• [Work task 1]:
Answer these questions from the formulation text:
(a) What standard sieve number was the powder passed through before its bulk density was measured?
(b) What amount of mannitol is listed for formulation F4?
(c) Which ingredient is varied from 2 to 12 across formulations F13 to F18?
• [Work task 2]:
List every ingredient in the formulation text whose listed amount is the same in all formulations, F1 through F18.

• [Source text]:
==*==
Pre-compression studies of formulated sublingual tablets of Terazosin Hydrochloride: The evaluations of Pre-compression studies of formulated sublingual tablets of Terazosin Hydrochloride were done as per standard procedures .The following parameters were evaluation.
TABLE 1(A): FORMULATION COMPOSITION OF MUCOADHESIVE SUBLINGUAL TABLETS OF TERAZOSIN HYDROCHLORIDE
INGREDIENTS | F1 | F2 | F3 | F4 | F5 | F6 | F7 | F8 | F9 | F10 | F11 | F12 |
Drug | 10 | 10 | 10 | 10 | 10 | 10 | 10 | 10 | 10 | 10 | 10 | 10 |
Cross PVP | 2 | 4 | 6 | 8 | 10 | 12 | - | - | - | - | - | - |
Sodium starch glycolate | - | - | - | - | - | - | 2 | 4 | 6 | 8 | 10 | 12 |
Crosscarmellose sodium | - | - | - | - | - | - | - | - | - | - | - | - |
Microcrystalline cellulose | 45 | 40 | 35 | 30 | 25 | 20 | 45 | 40 | 35 | 30 | 25 | 20 |
Mannitol | 53 | 56 | 59 | 62 | 65 | 68 | 53 | 56 | 59 | 62 | 65 | 68 |
Sodium saccharine | 10 | 10 | 10 | 10 | 10 | 10 | 10 | 10 | 10 | 10 | 10 | 10 |
Talc | 2 | 2 | 2 | 2 | 2 | 2 | 2 | 2 | 2 | 2 | 2 | 2 |
Magnesium stearate | 3 | 3 | 3 | 3 | 3 | 3 | 3 | 3 | 3 | 3 | 3 | 3 |
Total wt. (mg) | 125 | 125 | 125 | 125 | 125 | 125 | 125 | 125 | 125 | 125 | 125 | 125 |
TABLE 1(B): FORMULATION COMPOSITION OF MUCOADHESIVE SUBLINGUAL TABLETS OF TERAZOSIN HYDROCHLORIDE
INGREDIENTS | F13 | F14 | F15 | F16 | F17 | F18 |
Drug | 10 | 10 | 10 | 10 | 10 | 10 |
Cross PVP | - | - | - | - | - | - |
Sodium starch glycolate | - | - | - | - | - | - |
Crosscarmellose sodium | 2 | 4 | 6 | 8 | 10 | 12 |
Microcrystalline cellulose | 45 | 40 | 35 | 30 | 25 | 20 |
Mannitol | 53 | 56 | 59 | 62 | 65 | 68 |
Sodium saccharine | 10 | 10 | 10 | 10 | 10 | 10 |
Talc | 2 | 2 | 2 | 2 | 2 | 2 |
Magnesium stearate | 3 | 3 | 3 | 3 | 3 | 3 |
Total wt.(mg) | 125 | 125 | 125 | 125 | 125 | 125 |
Bulk density 7-10: It is the ratio of total mass of powder to the bulk volume of powder. It was measured by pouring the weighed powder (passed through standard sieve #20) in to a measuring cylinder and the initial volume was noted, it is bulk volume. The results are presented in Table 2. The bulk density is calculated by given formula
Bulk density (ρb) = Mass of the powder (M) / Bulk volume (VB)
==*==
Stored items from a collection:
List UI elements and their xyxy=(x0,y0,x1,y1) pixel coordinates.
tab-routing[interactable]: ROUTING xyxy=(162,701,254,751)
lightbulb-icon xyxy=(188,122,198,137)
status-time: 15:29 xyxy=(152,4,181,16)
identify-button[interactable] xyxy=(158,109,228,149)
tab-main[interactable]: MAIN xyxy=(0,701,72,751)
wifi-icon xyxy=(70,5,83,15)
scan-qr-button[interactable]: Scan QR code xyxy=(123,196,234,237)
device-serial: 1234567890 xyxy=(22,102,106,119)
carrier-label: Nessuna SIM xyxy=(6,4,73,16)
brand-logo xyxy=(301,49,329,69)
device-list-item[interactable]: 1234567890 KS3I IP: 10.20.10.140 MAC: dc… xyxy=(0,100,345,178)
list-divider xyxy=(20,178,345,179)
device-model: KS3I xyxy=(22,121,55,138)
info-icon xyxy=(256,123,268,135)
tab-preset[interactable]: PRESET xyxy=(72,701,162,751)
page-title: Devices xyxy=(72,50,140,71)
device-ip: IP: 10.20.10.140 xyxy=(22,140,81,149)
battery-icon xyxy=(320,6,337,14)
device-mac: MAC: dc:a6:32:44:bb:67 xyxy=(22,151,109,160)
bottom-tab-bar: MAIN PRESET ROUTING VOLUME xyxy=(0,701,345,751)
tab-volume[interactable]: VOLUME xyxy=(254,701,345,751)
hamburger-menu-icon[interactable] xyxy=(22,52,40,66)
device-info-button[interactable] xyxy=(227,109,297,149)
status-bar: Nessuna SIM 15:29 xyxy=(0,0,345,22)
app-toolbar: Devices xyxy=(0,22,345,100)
==*==
• [Answer section 1]:
(a) Sieve #20
(b) 62
(c) Crosscarmellose sodium

• [Answer section 2]:
Drug (10), Sodium saccharine (10), Talc (2), Magnesium stearate (3)